__ESTRATTO SCELTO__:
Supponiamo adunque che allora si potesse: ed ecco, un altro suono incomincia a farsi sentire, e continua in ritmo uniforme, senza interruzione: misuriamolo mentre dura, perché appena sarà cessato, sarà nel passato e non più misurabile. Misuriamolo bene e computiamone la durata. Ma il suono continua, e noi non possiamo misurarlo se non dal momento in cui è incominciato al momento in cui finisce. Quello che noi misuriamo, infatti, è proprio l’intervallo da un inizio ad una fine. Il suono che non è ancora cessato non può essere misurato, sì da poter dire quanto sia lungo o breve, né se sia eguale, metà o doppio, e simili, di un altro. Ma quando è cessato, non è più. Con quale criterio, allora, si potrà misurare? Il tempo lo misuriamo, ma non prima che giunga, non quando è passato, non quello che non ha durata; infine non quando non è determinato da limiti. Dunque, noi non misuriamo il futuro, né il passato, né il presente, né il tempo mentre passa: eppure misuriamo il tempo.
«Deus creator omnium»: è un verso di otto sillabe in cui le brevi si alternano con le lunghe; le quattro brevi, cioè la prima, la terza, la quinta, la settima, sono metà delle quattro lunghe: la seconda, la quarta, la sesta, l’ottava: ciascuna di queste, rispetto a ciascuna di quelle, dura un tempo doppio? Le pronunzio, le ripronunzio, ed è proprio così come è chiaramente percepito dal senso. Il senso mi dice chiaramente che misuro una sillaba lunga per mezzo di una sillaba breve e noto che quella è due volte tanto. Siccome però si pronunciano una dopo l’altra, se la prima è breve e quella che segue è lunga, come potrò tener ferma la breve e come, misurandola, la confronterò con la lunga per arguire che questa e due volte tanto, dal momento che la sillaba lunga non incomincia ad aver suono se non quando la breve non ne ha più. E anche la lunga, posso forse misurarla mentre è presente, quando, se non è finita, non posso ancora misurarla? Ma il suo finire è anche il suo cadere nel passato.

__DATI FORNITI__:
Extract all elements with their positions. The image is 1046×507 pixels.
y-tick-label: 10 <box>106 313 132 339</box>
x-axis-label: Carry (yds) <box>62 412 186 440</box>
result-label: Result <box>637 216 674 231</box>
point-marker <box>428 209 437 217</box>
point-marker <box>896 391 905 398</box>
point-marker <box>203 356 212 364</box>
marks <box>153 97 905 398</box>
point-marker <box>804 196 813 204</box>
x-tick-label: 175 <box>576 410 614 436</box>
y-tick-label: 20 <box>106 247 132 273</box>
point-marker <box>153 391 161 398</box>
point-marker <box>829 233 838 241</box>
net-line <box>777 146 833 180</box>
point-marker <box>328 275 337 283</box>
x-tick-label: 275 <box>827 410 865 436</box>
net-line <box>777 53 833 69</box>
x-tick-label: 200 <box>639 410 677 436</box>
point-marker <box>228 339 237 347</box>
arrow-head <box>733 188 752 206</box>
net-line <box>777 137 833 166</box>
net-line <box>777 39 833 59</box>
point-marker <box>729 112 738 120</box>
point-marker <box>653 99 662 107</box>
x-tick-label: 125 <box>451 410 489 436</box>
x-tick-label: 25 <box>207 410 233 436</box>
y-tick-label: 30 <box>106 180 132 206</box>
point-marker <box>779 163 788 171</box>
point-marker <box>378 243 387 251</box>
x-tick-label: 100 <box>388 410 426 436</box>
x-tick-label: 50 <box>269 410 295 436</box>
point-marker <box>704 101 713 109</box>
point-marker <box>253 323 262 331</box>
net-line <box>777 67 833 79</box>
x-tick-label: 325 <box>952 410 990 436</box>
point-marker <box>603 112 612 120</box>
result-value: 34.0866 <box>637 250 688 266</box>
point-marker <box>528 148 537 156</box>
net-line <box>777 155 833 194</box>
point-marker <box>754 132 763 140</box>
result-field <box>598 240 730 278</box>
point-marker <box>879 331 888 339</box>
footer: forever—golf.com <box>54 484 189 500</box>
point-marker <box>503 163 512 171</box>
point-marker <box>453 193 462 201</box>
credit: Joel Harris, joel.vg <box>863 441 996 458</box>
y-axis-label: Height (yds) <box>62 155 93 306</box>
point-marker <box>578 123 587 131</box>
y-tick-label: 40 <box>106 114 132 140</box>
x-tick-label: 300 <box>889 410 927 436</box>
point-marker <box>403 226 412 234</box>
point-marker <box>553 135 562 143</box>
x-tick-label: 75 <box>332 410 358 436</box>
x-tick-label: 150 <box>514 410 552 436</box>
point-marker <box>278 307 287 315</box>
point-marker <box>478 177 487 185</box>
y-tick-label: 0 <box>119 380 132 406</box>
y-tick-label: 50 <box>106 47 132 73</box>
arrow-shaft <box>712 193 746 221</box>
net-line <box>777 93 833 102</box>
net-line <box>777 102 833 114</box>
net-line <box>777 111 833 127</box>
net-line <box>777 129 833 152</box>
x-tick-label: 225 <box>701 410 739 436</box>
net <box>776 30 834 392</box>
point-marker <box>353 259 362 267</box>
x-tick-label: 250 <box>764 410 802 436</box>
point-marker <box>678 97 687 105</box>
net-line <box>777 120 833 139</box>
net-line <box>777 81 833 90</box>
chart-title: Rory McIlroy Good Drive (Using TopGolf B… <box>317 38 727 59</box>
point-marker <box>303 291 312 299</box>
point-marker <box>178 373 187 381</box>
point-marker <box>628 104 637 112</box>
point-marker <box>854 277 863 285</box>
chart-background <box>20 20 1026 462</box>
---
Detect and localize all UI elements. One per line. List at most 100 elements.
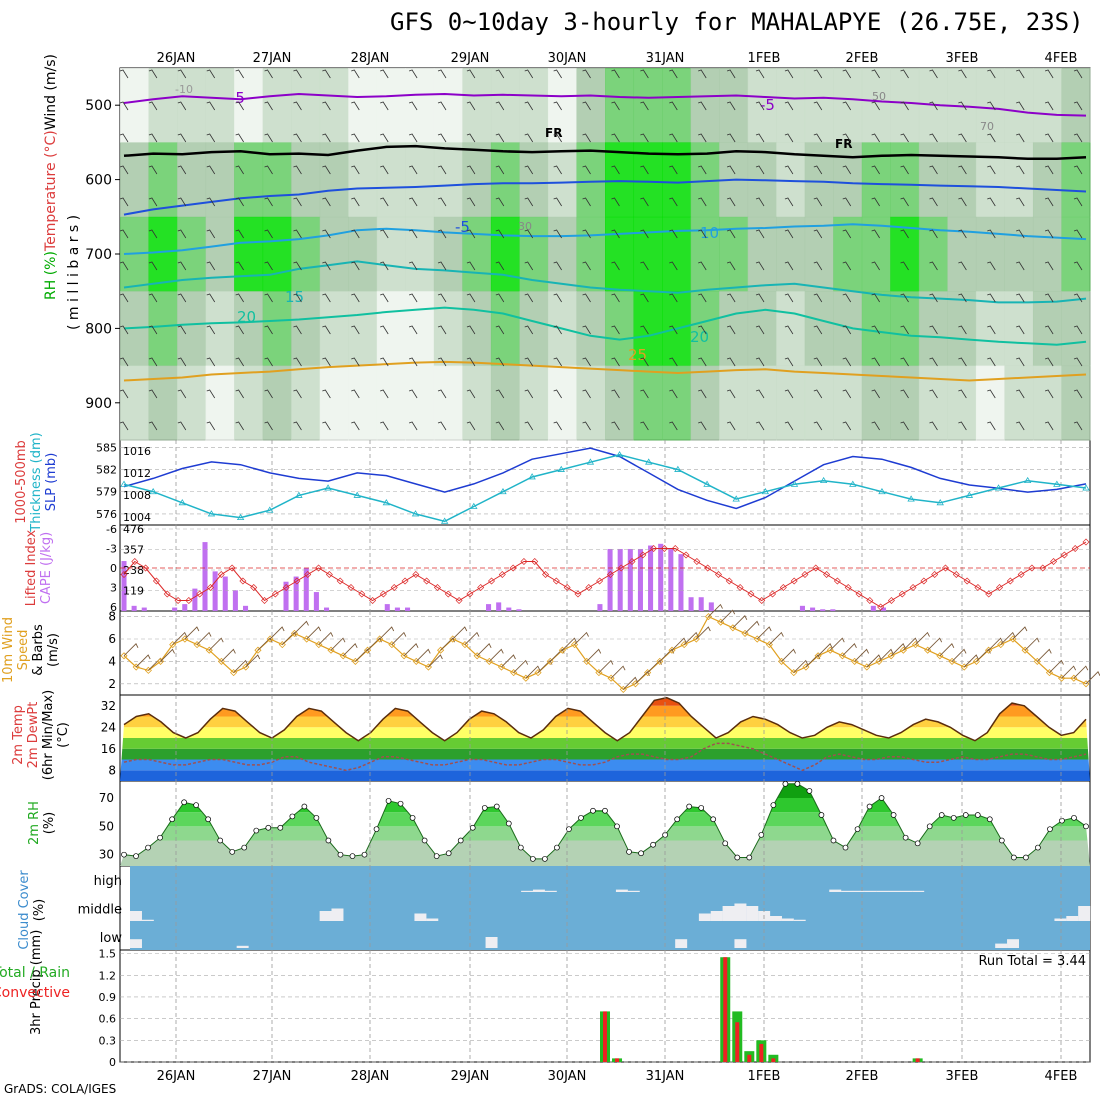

__COMPITO BREVE 1__:
Secondo l'estratto scelto, che cosa misuriamo quando misuriamo un suono?
__COMPITO BREVE 2__:
Elenca, per favore, tutte le sillabe lunghe del verso «Deus creator omnium» indicate nell'estratto scelto.

__RISPOSTA COMPLETA 1__:
Misuriamo l'intervallo da un inizio ad una fine.

__RISPOSTA COMPLETA 2__:
La seconda, la quarta, la sesta e l'ottava.